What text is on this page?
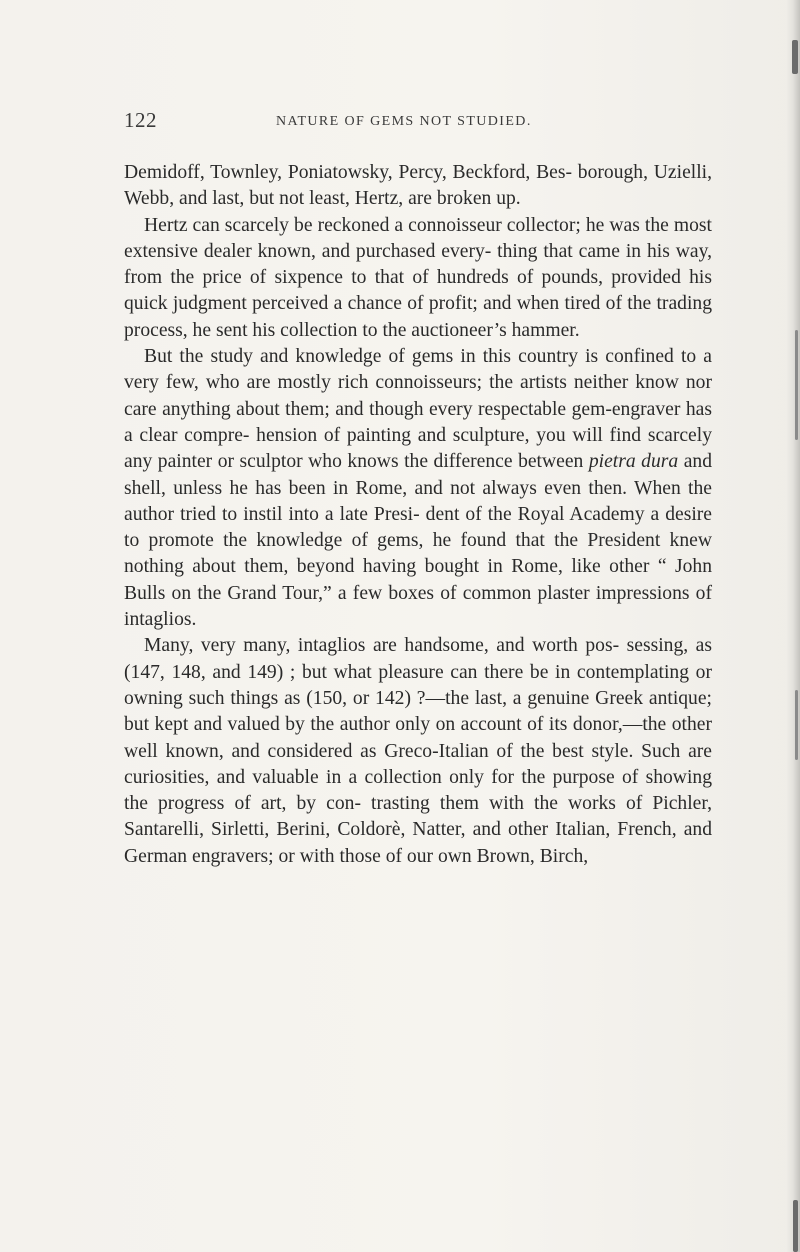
122	NATURE OF GEMS NOT STUDIED.

Demidoff, Townley, Poniatowsky, Percy, Beckford, Bes- borough, Uzielli, Webb, and last, but not least, Hertz, are broken up.

Hertz can scarcely be reckoned a connoisseur collector; he was the most extensive dealer known, and purchased every- thing that came in his way, from the price of sixpence to that of hundreds of pounds, provided his quick judgment perceived a chance of profit; and when tired of the trading process, he sent his collection to the auctioneer’s hammer.

But the study and knowledge of gems in this country is confined to a very few, who are mostly rich connoisseurs; the artists neither know nor care anything about them; and though every respectable gem-engraver has a clear compre- hension of painting and sculpture, you will find scarcely any painter or sculptor who knows the difference between pietra dura and shell, unless he has been in Rome, and not always even then. When the author tried to instil into a late Presi- dent of the Royal Academy a desire to promote the knowledge of gems, he found that the President knew nothing about them, beyond having bought in Rome, like other “ John Bulls on the Grand Tour,” a few boxes of common plaster impressions of intaglios.

Many, very many, intaglios are handsome, and worth pos- sessing, as (147, 148, and 149) ; but what pleasure can there be in contemplating or owning such things as (150, or 142) ?—the last, a genuine Greek antique; but kept and valued by the author only on account of its donor,—the other well known, and considered as Greco-Italian of the best style. Such are curiosities, and valuable in a collection only for the purpose of showing the progress of art, by con- trasting them with the works of Pichler, Santarelli, Sirletti, Berini, Coldorè, Natter, and other Italian, French, and German engravers; or with those of our own Brown, Birch,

- **Requirements**
Write the material out again exactly as it appears, dropping the pictures.

- **Response**
What text is on this page?
122	NATURE OF GEMS NOT STUDIED.

Demidoff, Townley, Poniatowsky, Percy, Beckford, Bes- borough, Uzielli, Webb, and last, but not least, Hertz, are broken up.

Hertz can scarcely be reckoned a connoisseur collector; he was the most extensive dealer known, and purchased every- thing that came in his way, from the price of sixpence to that of hundreds of pounds, provided his quick judgment perceived a chance of profit; and when tired of the trading process, he sent his collection to the auctioneer’s hammer.

But the study and knowledge of gems in this country is confined to a very few, who are mostly rich connoisseurs; the artists neither know nor care anything about them; and though every respectable gem-engraver has a clear compre- hension of painting and sculpture, you will find scarcely any painter or sculptor who knows the difference between pietra dura and shell, unless he has been in Rome, and not always even then. When the author tried to instil into a late Presi- dent of the Royal Academy a desire to promote the knowledge of gems, he found that the President knew nothing about them, beyond having bought in Rome, like other “ John Bulls on the Grand Tour,” a few boxes of common plaster impressions of intaglios.

Many, very many, intaglios are handsome, and worth pos- sessing, as (147, 148, and 149) ; but what pleasure can there be in contemplating or owning such things as (150, or 142) ?—the last, a genuine Greek antique; but kept and valued by the author only on account of its donor,—the other well known, and considered as Greco-Italian of the best style. Such are curiosities, and valuable in a collection only for the purpose of showing the progress of art, by con- trasting them with the works of Pichler, Santarelli, Sirletti, Berini, Coldorè, Natter, and other Italian, French, and German engravers; or with those of our own Brown, Birch,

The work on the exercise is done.